EXTRACTED TEXT:
Those Golden Gods attendees that had to endure my stooopid questions included Phil Demmel (whose group Machine Head won Best Live Band for the second time), the Download fest’s Andy Copping and guest presenter Joe Elliott, Aerosmith’s Riff Lord Joe Perry, a couple of the Metal As Fuck chaps from Evile (who admitted to being ardent readers of this site!), Five Finger Death Punch, Tony Iommi, Skindred’s Benji Webbe, Nick Holmes from Paradise Lost, Scott Gorham and Ricky Warwick from Thin Lizzy, Thomas Gabriel Fischer, Hellyeah!’s Vinnie Paul, Pat Lundy from Rise To Remain (who scooped Best New Band), Napalm Death frontman Barney Greenway, Taking Dawn’s Chris Babbitt, Joel O’Keefe from Airbourne, Sahil ‘The Demonstealer’ Makhija and Husain Bandukwala from Demonic Resurrection and Jon and Tracey Morter (the couple behind RATM’s recent return to the charts). The night’s star turn was Zakk Wylde, who reacted with great sardonic amusement to being anointed the sixth annual Golden God, following in the wake of Lemmy, Matt Heafy, Robb Flynn, Kerry King and Iron Maiden. Speaking emotionally of closure and honouring his late friend and band-mate, Iommi told me a little about the news that he, Geezer Butler and Vinny Appice are to play at the High Voltage festival, with Glenn Hughes and Masterplan’s Jørn Lande on vocals. “It’s what Ronnie would have wanted,” said Tony, who picked up Album Of The Year for Heaven And Hell’s ‘The Devil You Know’.

AIM 1: Condense the paragraph of the Golden Gods piece that begins "Those Golden Gods attendees" into a short bulleted list of its main facts.
AIM 2: List every line of the listing that contains the string "title", matching case exactly.
The listing below is unrelated to the Golden Gods piece.

PROVIDED MATERIAL:

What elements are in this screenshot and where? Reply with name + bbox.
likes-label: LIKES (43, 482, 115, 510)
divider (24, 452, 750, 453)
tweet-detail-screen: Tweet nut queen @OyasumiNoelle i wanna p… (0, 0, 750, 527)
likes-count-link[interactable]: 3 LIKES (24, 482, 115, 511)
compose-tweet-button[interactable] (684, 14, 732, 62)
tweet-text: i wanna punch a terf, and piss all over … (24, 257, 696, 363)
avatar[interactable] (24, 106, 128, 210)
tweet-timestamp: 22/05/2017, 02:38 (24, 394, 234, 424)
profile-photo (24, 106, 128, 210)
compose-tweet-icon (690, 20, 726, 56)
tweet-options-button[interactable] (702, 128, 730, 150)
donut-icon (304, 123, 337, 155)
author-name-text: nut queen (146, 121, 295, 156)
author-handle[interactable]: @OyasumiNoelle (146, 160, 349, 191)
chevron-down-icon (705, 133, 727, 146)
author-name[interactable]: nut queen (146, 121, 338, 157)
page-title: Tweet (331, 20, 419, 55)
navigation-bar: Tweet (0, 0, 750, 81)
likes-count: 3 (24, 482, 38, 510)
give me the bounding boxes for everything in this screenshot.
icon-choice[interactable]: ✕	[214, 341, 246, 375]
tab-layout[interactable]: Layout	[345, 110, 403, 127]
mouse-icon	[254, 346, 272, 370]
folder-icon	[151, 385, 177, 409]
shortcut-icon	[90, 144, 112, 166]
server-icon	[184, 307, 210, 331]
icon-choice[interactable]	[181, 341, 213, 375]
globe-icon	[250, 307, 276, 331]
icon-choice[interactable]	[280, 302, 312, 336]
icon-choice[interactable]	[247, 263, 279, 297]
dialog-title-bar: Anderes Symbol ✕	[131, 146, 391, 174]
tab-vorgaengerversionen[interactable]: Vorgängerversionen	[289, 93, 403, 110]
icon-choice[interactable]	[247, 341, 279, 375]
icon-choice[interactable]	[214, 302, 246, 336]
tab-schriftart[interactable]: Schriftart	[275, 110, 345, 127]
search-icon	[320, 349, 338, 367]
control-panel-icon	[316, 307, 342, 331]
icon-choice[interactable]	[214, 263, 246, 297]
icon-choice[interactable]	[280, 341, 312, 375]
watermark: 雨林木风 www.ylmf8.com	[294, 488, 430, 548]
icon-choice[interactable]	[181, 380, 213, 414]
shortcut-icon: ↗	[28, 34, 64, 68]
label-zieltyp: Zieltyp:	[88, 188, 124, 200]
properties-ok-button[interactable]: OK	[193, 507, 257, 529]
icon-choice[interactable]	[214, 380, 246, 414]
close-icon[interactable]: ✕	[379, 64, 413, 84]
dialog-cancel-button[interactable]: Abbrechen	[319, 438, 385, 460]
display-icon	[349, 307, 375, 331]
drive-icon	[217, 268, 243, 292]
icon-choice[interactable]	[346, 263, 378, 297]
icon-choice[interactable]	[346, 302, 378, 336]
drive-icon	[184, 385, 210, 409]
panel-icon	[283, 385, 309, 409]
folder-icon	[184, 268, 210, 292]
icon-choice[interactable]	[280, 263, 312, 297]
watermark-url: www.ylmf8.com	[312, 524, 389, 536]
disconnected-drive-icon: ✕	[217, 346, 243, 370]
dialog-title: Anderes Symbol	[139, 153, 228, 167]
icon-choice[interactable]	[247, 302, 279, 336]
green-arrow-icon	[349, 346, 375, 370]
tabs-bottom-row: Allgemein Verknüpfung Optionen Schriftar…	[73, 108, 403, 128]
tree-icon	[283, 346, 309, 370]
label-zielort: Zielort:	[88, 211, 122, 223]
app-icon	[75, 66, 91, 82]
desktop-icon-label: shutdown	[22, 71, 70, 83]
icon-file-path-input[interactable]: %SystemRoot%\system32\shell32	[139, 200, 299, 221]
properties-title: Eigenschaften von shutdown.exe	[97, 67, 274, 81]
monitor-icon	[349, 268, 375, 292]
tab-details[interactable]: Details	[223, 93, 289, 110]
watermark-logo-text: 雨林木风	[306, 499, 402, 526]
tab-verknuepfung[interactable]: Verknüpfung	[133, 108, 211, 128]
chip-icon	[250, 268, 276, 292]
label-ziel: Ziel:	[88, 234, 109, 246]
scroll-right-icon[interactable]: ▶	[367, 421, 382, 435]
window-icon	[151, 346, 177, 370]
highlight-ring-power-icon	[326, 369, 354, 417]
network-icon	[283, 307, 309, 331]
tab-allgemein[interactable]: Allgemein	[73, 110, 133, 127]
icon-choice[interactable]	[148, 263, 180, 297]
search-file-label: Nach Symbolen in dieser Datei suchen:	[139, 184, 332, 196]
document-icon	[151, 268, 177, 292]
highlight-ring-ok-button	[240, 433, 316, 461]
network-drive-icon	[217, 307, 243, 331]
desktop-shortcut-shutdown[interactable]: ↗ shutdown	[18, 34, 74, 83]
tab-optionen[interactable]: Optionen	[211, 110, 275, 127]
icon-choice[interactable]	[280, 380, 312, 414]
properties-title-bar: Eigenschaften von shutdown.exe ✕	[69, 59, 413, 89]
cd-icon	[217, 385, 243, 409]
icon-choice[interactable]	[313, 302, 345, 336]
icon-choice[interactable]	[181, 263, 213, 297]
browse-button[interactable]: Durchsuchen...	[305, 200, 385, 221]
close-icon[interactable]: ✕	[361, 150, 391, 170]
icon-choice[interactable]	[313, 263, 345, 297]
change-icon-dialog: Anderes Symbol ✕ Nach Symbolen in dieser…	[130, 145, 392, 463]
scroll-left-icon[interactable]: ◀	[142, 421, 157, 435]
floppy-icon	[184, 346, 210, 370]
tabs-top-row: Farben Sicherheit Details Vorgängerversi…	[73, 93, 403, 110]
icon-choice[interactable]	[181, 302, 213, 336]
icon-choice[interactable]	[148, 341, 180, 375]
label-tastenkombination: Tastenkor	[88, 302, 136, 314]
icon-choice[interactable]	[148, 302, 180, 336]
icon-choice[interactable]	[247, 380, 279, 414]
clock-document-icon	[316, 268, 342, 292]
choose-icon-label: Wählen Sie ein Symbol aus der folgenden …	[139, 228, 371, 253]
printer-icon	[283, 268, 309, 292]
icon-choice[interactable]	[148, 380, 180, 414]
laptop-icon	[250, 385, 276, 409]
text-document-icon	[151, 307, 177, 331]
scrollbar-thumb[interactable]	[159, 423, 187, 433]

CORRECT RESULT 1:
- The writer interviewed many attendees:
  - Phil Demmel
  - Andy Copping
  - Joe Elliott
  - Joe Perry
  - members of Evile
  - Five Finger Death Punch
  - Tony Iommi
  - Benji Webbe
  - Nick Holmes
  - Scott Gorham
  - Ricky Warwick
  - Thomas Gabriel Fischer
  - Vinnie Paul
  - Pat Lundy
  - Barney Greenway
  - Chris Babbitt
  - Joel O'Keefe
  - Sahil Makhija
  - Husain Bandukwala
  - Jon and Tracey Morter
- Machine Head won Best Live Band for the second time, and Rise To Remain won Best New Band.
- Zakk Wylde was named the sixth annual Golden God and reacted with sardonic amusement. Earlier winners were Lemmy, Matt Heafy, Robb Flynn, Kerry King and Iron Maiden.
- Iommi, Geezer Butler and Vinny Appice will play the High Voltage festival, with Glenn Hughes and Jørn Lande on vocals. Iommi spoke of honoring his late friend and bandmate: "It's what Ronnie would have wanted."
- Heaven And Hell's 'The Devil You Know' won Album Of The Year.

CORRECT RESULT 2:
page-title: Tweet (331, 20, 419, 55)
dialog-title-bar: Anderes Symbol ✕	[131, 146, 391, 174]
dialog-title: Anderes Symbol	[139, 153, 228, 167]
properties-title: Eigenschaften von shutdown.exe	[97, 67, 274, 81]
properties-title-bar: Eigenschaften von shutdown.exe ✕	[69, 59, 413, 89]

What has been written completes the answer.